Your task is to tally the lines of the listing containing the word "this" and report the figure alone.
◆ ◆ ◆ ◆ ◆ ◆ ◆
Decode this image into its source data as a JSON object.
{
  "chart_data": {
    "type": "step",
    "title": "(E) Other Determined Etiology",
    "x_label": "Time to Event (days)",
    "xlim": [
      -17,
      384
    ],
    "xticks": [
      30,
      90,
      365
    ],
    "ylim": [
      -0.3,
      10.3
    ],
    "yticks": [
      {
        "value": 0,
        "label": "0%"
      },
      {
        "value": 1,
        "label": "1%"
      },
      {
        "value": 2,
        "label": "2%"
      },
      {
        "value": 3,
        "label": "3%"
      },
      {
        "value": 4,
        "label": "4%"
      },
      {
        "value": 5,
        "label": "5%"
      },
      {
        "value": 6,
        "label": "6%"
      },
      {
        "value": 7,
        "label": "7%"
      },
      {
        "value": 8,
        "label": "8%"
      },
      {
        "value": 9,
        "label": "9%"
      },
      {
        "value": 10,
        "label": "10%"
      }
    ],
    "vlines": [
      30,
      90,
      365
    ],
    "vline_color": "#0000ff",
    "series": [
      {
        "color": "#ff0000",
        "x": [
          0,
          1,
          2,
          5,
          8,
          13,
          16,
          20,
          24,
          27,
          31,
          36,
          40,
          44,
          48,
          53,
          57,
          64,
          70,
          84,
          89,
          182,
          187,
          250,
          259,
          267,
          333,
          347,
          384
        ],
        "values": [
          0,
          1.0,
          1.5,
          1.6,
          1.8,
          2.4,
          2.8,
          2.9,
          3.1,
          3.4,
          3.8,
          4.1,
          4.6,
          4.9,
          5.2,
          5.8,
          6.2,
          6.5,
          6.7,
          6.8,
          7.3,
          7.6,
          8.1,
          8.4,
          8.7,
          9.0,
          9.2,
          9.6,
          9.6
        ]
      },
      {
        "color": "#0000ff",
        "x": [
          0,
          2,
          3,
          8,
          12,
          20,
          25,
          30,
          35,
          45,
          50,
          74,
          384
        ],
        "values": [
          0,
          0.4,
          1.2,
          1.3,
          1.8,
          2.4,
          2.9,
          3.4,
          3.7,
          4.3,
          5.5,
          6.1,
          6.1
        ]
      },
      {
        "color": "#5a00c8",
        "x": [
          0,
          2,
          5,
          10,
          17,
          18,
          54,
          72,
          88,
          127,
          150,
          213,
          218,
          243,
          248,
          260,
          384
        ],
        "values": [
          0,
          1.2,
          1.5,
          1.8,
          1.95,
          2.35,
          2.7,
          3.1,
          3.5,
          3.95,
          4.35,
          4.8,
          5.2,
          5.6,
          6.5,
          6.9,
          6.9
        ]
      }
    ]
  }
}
◆ ◆ ◆ ◆ ◆ ◆ ◆
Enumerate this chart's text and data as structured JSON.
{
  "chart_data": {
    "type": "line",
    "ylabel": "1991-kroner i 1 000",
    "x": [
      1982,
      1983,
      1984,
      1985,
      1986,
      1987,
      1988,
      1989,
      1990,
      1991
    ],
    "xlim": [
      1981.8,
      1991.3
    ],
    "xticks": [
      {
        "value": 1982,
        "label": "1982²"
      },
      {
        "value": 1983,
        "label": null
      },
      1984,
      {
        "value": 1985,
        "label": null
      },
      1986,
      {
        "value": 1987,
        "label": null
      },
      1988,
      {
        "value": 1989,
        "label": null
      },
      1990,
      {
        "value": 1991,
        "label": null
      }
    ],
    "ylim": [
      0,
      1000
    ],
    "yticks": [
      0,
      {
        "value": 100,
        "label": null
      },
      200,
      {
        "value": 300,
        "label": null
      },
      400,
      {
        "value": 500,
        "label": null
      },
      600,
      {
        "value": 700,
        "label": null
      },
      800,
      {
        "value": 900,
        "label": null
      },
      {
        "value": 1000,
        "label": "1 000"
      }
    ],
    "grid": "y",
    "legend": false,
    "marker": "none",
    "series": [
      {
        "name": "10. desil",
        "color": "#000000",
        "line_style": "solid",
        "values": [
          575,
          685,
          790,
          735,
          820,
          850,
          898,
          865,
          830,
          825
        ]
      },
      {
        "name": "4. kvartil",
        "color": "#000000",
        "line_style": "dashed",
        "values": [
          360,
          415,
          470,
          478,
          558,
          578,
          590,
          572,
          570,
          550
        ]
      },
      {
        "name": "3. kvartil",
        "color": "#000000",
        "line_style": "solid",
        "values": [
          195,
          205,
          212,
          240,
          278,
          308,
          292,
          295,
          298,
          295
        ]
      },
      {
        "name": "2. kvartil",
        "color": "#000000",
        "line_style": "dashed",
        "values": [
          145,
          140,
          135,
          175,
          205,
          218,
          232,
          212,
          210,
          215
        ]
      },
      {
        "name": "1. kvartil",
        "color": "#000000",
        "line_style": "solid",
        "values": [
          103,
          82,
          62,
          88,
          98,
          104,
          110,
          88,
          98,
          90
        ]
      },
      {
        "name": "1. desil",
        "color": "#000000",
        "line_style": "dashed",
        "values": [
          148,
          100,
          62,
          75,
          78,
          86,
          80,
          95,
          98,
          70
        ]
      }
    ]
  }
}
◆ ◆ ◆ ◆ ◆ ◆ ◆
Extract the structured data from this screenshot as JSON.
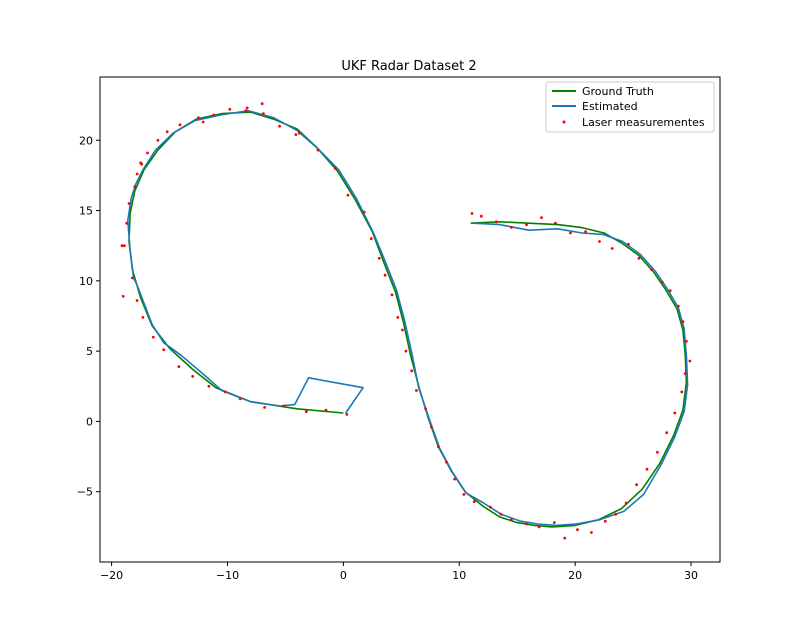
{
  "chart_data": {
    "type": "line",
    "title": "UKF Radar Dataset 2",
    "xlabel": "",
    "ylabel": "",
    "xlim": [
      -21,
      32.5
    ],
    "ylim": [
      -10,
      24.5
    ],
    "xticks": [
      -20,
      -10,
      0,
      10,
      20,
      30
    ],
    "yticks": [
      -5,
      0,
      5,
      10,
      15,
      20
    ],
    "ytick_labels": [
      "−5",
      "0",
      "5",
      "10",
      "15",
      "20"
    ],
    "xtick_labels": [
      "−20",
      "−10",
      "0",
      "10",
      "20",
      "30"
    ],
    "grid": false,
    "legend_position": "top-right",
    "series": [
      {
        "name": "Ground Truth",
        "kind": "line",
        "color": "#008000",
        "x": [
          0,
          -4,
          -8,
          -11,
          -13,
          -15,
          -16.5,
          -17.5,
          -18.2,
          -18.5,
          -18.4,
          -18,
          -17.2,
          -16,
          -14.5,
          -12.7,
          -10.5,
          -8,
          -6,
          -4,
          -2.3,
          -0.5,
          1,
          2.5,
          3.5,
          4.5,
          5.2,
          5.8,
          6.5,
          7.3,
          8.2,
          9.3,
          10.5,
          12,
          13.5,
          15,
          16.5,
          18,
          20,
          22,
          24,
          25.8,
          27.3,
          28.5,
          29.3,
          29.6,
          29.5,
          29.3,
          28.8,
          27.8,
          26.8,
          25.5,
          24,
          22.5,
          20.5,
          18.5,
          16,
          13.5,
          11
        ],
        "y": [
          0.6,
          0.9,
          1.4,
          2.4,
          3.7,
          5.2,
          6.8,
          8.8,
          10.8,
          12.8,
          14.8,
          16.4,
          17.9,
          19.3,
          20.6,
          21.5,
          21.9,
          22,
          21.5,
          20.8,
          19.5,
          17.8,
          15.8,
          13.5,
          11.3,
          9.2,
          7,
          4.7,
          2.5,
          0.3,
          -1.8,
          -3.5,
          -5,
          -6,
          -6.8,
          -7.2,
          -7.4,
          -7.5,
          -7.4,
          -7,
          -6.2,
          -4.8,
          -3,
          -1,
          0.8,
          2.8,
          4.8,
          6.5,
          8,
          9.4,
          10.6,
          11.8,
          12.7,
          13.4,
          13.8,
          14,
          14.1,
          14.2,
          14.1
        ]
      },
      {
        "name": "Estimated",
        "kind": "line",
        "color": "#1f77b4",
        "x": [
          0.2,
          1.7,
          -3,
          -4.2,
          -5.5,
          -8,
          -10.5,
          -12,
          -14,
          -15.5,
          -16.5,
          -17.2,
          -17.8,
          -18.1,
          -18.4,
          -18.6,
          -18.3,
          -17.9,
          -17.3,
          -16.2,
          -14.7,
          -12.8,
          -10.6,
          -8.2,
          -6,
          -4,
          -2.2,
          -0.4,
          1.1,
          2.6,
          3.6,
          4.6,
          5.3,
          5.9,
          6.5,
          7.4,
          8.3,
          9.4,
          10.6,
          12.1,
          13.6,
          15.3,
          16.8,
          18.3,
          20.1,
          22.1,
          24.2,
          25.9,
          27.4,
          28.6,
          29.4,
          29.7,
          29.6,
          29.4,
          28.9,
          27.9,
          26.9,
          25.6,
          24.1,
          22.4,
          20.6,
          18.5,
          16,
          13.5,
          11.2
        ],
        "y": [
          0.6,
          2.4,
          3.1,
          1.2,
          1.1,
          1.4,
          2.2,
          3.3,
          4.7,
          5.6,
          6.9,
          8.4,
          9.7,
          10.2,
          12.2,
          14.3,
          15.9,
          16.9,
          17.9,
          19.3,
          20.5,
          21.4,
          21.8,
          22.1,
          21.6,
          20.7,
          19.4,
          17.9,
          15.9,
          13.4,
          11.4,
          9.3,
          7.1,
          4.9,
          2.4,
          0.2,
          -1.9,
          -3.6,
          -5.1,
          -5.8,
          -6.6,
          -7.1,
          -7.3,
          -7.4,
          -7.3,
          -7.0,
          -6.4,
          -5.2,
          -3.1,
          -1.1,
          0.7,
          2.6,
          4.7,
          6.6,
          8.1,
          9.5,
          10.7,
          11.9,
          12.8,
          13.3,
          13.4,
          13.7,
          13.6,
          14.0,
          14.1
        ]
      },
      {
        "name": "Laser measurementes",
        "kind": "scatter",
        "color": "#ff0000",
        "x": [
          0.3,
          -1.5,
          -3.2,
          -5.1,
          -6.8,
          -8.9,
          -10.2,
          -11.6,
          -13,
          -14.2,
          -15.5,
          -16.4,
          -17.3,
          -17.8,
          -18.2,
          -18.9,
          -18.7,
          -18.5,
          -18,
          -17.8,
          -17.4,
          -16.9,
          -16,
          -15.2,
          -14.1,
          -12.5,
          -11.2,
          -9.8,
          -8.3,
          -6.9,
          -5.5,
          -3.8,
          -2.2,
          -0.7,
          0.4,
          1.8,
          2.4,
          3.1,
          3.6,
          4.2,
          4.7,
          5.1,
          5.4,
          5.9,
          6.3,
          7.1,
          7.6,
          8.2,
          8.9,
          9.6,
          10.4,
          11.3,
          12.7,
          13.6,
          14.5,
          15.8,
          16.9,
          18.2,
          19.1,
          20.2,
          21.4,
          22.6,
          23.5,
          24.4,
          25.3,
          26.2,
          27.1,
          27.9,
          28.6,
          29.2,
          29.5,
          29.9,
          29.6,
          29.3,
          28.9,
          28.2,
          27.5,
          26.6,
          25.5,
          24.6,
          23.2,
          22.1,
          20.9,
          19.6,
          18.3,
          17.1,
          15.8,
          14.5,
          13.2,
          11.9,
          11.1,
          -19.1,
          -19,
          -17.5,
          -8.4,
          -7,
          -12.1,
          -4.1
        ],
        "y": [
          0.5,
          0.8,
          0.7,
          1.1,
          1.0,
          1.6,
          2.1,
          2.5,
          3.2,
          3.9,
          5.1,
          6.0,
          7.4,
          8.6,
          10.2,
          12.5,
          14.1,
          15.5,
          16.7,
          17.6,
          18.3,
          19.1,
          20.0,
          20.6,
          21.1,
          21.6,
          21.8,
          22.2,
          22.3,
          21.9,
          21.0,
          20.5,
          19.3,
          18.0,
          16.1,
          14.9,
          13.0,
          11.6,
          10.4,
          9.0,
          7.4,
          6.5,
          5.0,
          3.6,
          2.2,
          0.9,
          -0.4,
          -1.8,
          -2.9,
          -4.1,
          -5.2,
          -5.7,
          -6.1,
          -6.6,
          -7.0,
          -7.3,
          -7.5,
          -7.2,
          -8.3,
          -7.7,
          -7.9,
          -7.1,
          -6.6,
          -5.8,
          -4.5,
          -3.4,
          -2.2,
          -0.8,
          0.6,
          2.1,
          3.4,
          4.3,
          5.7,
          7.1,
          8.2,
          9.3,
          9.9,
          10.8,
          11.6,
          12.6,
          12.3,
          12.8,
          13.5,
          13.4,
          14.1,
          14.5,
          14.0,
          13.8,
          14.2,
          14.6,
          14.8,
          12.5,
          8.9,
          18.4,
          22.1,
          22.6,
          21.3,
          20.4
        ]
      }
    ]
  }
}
◆ ◆ ◆ ◆ ◆ ◆ ◆
*The reply*
3